REQUIREMENTS
Output the data below in full, byte for byte. Nothing may differ.

RECORDED DATA
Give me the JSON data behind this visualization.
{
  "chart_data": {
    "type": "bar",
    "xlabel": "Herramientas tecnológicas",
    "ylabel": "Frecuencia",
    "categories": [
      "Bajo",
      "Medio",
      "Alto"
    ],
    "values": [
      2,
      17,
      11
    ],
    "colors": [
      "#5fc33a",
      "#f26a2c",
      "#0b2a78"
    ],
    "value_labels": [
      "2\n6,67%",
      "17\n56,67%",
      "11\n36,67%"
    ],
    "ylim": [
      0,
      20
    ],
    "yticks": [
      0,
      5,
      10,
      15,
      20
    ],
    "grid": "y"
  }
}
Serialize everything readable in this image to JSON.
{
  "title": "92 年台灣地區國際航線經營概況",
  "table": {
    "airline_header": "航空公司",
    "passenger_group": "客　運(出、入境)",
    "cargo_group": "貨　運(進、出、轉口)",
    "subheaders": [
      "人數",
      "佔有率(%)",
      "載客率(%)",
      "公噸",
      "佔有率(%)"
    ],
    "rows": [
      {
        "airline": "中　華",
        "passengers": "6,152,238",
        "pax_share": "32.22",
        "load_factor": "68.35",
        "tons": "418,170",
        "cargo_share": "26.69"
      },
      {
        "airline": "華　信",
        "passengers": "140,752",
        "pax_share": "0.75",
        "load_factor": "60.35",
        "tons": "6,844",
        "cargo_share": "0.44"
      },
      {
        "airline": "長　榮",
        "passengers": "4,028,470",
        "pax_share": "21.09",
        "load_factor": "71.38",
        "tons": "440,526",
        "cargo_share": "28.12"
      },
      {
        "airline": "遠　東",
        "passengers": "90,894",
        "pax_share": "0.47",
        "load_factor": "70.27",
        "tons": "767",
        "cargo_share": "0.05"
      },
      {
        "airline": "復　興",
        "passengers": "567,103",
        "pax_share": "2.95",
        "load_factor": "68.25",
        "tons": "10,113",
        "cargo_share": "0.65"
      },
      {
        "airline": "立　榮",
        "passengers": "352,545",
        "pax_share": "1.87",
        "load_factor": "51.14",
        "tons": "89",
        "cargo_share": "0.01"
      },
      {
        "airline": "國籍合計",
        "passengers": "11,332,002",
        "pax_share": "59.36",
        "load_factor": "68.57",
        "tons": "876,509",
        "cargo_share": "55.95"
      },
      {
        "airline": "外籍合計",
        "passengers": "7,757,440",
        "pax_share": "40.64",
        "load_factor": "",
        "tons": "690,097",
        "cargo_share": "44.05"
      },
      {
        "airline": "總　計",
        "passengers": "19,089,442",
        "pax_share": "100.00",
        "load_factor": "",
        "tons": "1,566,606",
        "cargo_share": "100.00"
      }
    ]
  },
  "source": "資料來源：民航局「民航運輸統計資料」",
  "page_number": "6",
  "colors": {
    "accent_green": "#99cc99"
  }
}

EXERCISE RESPONSE
Give me the JSON data behind this visualization.
{
  "chart_data": {
    "type": "bar",
    "xlabel": "Herramientas tecnológicas",
    "ylabel": "Frecuencia",
    "categories": [
      "Bajo",
      "Medio",
      "Alto"
    ],
    "values": [
      2,
      17,
      11
    ],
    "colors": [
      "#5fc33a",
      "#f26a2c",
      "#0b2a78"
    ],
    "value_labels": [
      "2\n6,67%",
      "17\n56,67%",
      "11\n36,67%"
    ],
    "ylim": [
      0,
      20
    ],
    "yticks": [
      0,
      5,
      10,
      15,
      20
    ],
    "grid": "y"
  }
}
Serialize everything readable in this image to JSON.
{
  "title": "92 年台灣地區國際航線經營概況",
  "table": {
    "airline_header": "航空公司",
    "passenger_group": "客　運(出、入境)",
    "cargo_group": "貨　運(進、出、轉口)",
    "subheaders": [
      "人數",
      "佔有率(%)",
      "載客率(%)",
      "公噸",
      "佔有率(%)"
    ],
    "rows": [
      {
        "airline": "中　華",
        "passengers": "6,152,238",
        "pax_share": "32.22",
        "load_factor": "68.35",
        "tons": "418,170",
        "cargo_share": "26.69"
      },
      {
        "airline": "華　信",
        "passengers": "140,752",
        "pax_share": "0.75",
        "load_factor": "60.35",
        "tons": "6,844",
        "cargo_share": "0.44"
      },
      {
        "airline": "長　榮",
        "passengers": "4,028,470",
        "pax_share": "21.09",
        "load_factor": "71.38",
        "tons": "440,526",
        "cargo_share": "28.12"
      },
      {
        "airline": "遠　東",
        "passengers": "90,894",
        "pax_share": "0.47",
        "load_factor": "70.27",
        "tons": "767",
        "cargo_share": "0.05"
      },
      {
        "airline": "復　興",
        "passengers": "567,103",
        "pax_share": "2.95",
        "load_factor": "68.25",
        "tons": "10,113",
        "cargo_share": "0.65"
      },
      {
        "airline": "立　榮",
        "passengers": "352,545",
        "pax_share": "1.87",
        "load_factor": "51.14",
        "tons": "89",
        "cargo_share": "0.01"
      },
      {
        "airline": "國籍合計",
        "passengers": "11,332,002",
        "pax_share": "59.36",
        "load_factor": "68.57",
        "tons": "876,509",
        "cargo_share": "55.95"
      },
      {
        "airline": "外籍合計",
        "passengers": "7,757,440",
        "pax_share": "40.64",
        "load_factor": "",
        "tons": "690,097",
        "cargo_share": "44.05"
      },
      {
        "airline": "總　計",
        "passengers": "19,089,442",
        "pax_share": "100.00",
        "load_factor": "",
        "tons": "1,566,606",
        "cargo_share": "100.00"
      }
    ]
  },
  "source": "資料來源：民航局「民航運輸統計資料」",
  "page_number": "6",
  "colors": {
    "accent_green": "#99cc99"
  }
}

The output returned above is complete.